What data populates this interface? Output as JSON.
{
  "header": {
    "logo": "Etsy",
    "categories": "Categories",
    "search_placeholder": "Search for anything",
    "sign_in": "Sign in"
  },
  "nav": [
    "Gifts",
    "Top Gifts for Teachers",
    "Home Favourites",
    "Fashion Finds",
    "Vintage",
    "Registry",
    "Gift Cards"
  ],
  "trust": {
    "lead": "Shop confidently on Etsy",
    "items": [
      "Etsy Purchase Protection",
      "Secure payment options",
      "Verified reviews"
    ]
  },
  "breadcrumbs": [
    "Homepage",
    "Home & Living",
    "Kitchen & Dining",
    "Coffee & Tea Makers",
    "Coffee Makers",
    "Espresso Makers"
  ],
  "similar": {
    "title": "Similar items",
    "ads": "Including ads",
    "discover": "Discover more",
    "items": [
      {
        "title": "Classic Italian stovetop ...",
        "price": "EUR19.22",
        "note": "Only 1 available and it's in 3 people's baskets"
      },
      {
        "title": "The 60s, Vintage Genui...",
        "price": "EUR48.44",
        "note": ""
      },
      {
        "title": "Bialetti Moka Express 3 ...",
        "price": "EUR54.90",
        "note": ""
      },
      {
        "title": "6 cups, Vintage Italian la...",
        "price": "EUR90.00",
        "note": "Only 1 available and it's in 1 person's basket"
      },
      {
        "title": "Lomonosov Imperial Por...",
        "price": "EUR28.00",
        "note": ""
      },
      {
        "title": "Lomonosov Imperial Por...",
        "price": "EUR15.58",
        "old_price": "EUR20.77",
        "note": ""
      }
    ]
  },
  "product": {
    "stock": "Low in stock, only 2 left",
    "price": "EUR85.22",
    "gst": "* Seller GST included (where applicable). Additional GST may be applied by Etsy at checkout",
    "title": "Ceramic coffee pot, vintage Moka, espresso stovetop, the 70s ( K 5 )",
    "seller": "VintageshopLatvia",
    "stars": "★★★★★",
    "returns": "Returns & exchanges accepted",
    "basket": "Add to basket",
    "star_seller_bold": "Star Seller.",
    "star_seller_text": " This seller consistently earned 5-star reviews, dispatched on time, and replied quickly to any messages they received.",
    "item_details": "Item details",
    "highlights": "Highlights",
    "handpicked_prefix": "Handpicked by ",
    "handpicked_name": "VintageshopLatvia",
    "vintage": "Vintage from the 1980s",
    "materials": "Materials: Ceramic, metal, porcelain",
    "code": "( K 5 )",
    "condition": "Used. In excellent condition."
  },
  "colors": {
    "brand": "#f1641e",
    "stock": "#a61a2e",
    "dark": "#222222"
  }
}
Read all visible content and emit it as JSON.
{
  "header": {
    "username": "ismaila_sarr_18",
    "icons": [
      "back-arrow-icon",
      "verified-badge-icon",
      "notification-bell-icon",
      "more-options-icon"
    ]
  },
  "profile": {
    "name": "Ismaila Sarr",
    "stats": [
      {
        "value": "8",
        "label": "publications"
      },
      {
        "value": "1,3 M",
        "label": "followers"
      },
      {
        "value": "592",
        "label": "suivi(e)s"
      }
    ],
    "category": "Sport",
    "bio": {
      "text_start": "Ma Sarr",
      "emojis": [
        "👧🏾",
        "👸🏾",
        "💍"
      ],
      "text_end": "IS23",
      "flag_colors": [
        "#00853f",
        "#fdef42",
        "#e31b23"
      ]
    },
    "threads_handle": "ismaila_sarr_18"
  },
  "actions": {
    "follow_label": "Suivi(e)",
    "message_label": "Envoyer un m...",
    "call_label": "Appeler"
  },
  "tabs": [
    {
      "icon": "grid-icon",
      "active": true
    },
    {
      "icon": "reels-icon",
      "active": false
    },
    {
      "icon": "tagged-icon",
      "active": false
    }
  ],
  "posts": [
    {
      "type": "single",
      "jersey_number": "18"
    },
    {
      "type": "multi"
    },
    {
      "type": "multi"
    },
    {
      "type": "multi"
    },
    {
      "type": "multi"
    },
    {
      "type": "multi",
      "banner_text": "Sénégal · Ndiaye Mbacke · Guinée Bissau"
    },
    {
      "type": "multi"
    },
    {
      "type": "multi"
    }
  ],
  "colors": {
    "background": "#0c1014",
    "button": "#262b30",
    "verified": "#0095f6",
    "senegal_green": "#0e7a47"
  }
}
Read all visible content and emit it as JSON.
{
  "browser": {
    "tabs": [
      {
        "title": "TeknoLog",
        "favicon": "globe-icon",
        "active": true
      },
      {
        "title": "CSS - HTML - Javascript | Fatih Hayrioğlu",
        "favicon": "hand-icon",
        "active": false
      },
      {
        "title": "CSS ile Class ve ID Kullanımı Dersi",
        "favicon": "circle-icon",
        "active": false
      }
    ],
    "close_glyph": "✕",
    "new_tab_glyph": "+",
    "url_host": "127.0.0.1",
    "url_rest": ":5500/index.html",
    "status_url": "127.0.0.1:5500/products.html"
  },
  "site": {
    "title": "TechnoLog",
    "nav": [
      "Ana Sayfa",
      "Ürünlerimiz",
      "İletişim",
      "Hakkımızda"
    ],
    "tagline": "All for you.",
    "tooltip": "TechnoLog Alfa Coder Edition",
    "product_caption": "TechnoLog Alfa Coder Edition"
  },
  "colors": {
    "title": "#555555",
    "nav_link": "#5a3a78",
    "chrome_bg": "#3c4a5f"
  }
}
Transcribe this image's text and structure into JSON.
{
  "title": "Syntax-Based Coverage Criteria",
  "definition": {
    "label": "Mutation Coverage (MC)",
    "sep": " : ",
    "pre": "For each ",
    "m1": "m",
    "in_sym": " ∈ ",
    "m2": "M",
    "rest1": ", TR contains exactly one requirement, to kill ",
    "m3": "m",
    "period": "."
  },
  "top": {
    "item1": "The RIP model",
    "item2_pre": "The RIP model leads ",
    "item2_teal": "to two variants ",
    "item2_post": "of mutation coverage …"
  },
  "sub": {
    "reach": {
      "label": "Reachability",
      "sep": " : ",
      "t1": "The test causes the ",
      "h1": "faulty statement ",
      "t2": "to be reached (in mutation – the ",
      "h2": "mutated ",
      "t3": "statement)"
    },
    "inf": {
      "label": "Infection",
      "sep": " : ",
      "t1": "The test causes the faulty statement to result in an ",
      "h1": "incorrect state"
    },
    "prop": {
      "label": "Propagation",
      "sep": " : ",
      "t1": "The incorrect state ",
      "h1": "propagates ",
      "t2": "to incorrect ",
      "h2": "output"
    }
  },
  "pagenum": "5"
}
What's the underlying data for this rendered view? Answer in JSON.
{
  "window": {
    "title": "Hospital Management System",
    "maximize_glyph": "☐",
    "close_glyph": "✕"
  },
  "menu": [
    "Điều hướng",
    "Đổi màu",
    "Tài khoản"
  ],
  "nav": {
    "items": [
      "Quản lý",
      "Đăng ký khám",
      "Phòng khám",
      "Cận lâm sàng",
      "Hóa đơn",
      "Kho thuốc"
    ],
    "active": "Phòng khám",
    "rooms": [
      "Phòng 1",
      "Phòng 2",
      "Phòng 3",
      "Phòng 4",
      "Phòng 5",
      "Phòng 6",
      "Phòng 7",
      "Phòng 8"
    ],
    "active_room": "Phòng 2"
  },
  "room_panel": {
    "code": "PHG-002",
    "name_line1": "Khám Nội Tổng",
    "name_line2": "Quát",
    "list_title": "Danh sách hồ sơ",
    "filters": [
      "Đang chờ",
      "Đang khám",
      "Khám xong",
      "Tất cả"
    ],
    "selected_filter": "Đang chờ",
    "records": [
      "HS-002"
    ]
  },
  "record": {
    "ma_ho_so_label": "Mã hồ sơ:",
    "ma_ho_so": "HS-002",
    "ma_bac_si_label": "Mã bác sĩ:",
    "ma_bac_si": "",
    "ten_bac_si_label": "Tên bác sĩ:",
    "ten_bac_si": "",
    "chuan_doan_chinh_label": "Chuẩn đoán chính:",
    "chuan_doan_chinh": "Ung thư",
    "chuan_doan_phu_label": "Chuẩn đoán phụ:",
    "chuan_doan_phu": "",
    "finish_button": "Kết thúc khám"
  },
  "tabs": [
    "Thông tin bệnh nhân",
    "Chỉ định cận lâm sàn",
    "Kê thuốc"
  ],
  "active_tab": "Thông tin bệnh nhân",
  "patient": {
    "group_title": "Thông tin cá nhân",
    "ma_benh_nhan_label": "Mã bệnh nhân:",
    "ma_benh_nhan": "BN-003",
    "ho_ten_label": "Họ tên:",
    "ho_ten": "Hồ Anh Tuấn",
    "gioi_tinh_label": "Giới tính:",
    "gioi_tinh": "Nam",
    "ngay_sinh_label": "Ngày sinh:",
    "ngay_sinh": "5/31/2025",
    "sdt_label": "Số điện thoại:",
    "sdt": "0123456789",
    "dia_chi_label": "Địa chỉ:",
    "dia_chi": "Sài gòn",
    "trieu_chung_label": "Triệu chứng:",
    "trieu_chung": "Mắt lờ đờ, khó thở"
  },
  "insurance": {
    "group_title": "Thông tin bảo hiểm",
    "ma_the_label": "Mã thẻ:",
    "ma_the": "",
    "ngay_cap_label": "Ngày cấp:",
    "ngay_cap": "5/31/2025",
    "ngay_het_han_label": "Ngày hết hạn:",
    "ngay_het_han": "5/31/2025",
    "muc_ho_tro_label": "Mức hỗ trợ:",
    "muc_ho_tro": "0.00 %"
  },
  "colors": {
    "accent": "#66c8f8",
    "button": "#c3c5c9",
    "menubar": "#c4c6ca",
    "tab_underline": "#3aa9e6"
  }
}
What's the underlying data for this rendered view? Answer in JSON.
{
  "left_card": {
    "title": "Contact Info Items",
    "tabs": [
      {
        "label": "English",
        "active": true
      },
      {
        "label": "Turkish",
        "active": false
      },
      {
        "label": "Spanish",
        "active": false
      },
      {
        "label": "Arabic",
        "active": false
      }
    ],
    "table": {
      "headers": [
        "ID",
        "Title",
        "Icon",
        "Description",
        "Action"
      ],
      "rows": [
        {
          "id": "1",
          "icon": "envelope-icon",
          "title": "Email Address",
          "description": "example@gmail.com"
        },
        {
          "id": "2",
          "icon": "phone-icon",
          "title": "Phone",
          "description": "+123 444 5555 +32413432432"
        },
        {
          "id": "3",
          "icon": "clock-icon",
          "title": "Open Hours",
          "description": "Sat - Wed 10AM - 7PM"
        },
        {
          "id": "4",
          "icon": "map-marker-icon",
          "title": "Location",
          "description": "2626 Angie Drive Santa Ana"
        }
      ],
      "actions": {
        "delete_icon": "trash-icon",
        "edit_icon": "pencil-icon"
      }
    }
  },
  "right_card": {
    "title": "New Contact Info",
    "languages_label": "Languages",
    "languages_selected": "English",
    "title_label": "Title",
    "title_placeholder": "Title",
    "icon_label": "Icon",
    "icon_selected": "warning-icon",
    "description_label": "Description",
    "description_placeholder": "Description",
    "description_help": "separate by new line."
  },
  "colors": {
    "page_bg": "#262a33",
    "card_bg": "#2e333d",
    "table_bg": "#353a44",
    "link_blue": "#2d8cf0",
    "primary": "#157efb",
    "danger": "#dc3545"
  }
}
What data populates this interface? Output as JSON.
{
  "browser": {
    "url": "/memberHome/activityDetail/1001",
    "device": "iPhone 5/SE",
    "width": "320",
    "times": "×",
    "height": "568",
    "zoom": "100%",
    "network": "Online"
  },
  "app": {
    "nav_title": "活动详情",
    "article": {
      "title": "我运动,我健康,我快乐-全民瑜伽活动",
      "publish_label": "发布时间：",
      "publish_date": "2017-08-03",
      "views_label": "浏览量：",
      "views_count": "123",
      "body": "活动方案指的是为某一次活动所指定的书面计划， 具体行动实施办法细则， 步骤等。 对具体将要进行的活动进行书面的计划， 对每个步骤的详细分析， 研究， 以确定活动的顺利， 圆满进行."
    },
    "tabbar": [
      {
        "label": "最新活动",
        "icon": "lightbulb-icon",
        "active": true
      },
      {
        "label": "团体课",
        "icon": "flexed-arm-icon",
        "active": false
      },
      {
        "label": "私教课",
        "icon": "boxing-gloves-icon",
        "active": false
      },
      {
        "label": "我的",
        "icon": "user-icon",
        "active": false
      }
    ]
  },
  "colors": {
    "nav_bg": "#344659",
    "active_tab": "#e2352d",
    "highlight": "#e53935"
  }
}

================

• PROBLEM REQUIREMENTS
Determine how many of the lines above hold the word "options", and output that number by itself.

• ANSWER IN FULL
2